▶ What this task involves
Repeat each line exactly, leaving nothing out.

-- start of Provided entries --

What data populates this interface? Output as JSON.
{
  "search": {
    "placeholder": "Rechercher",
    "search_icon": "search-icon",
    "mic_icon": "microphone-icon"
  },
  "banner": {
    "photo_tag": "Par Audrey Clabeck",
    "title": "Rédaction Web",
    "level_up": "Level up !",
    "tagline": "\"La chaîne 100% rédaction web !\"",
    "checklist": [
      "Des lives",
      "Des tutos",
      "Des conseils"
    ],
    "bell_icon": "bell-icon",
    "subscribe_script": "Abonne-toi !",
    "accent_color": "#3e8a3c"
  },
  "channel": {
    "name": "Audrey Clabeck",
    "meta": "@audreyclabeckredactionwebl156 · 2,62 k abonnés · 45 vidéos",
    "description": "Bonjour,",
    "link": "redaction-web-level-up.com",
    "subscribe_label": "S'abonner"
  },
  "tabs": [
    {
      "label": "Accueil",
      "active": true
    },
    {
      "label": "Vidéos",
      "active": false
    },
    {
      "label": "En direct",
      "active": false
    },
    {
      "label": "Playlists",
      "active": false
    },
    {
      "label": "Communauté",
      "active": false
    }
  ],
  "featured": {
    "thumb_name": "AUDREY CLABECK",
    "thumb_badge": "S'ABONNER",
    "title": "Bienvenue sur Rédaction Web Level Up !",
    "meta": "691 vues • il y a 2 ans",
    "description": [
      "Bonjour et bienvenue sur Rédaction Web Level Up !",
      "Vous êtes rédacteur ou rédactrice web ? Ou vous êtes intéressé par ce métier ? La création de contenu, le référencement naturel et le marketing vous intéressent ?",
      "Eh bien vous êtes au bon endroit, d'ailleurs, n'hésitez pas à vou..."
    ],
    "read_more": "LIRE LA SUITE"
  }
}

-- end of Provided entries --

▶ The solution
What data populates this interface? Output as JSON.
{
  "search": {
    "placeholder": "Rechercher",
    "search_icon": "search-icon",
    "mic_icon": "microphone-icon"
  },
  "banner": {
    "photo_tag": "Par Audrey Clabeck",
    "title": "Rédaction Web",
    "level_up": "Level up !",
    "tagline": "\"La chaîne 100% rédaction web !\"",
    "checklist": [
      "Des lives",
      "Des tutos",
      "Des conseils"
    ],
    "bell_icon": "bell-icon",
    "subscribe_script": "Abonne-toi !",
    "accent_color": "#3e8a3c"
  },
  "channel": {
    "name": "Audrey Clabeck",
    "meta": "@audreyclabeckredactionwebl156 · 2,62 k abonnés · 45 vidéos",
    "description": "Bonjour,",
    "link": "redaction-web-level-up.com",
    "subscribe_label": "S'abonner"
  },
  "tabs": [
    {
      "label": "Accueil",
      "active": true
    },
    {
      "label": "Vidéos",
      "active": false
    },
    {
      "label": "En direct",
      "active": false
    },
    {
      "label": "Playlists",
      "active": false
    },
    {
      "label": "Communauté",
      "active": false
    }
  ],
  "featured": {
    "thumb_name": "AUDREY CLABECK",
    "thumb_badge": "S'ABONNER",
    "title": "Bienvenue sur Rédaction Web Level Up !",
    "meta": "691 vues • il y a 2 ans",
    "description": [
      "Bonjour et bienvenue sur Rédaction Web Level Up !",
      "Vous êtes rédacteur ou rédactrice web ? Ou vous êtes intéressé par ce métier ? La création de contenu, le référencement naturel et le marketing vous intéressent ?",
      "Eh bien vous êtes au bon endroit, d'ailleurs, n'hésitez pas à vou..."
    ],
    "read_more": "LIRE LA SUITE"
  }
}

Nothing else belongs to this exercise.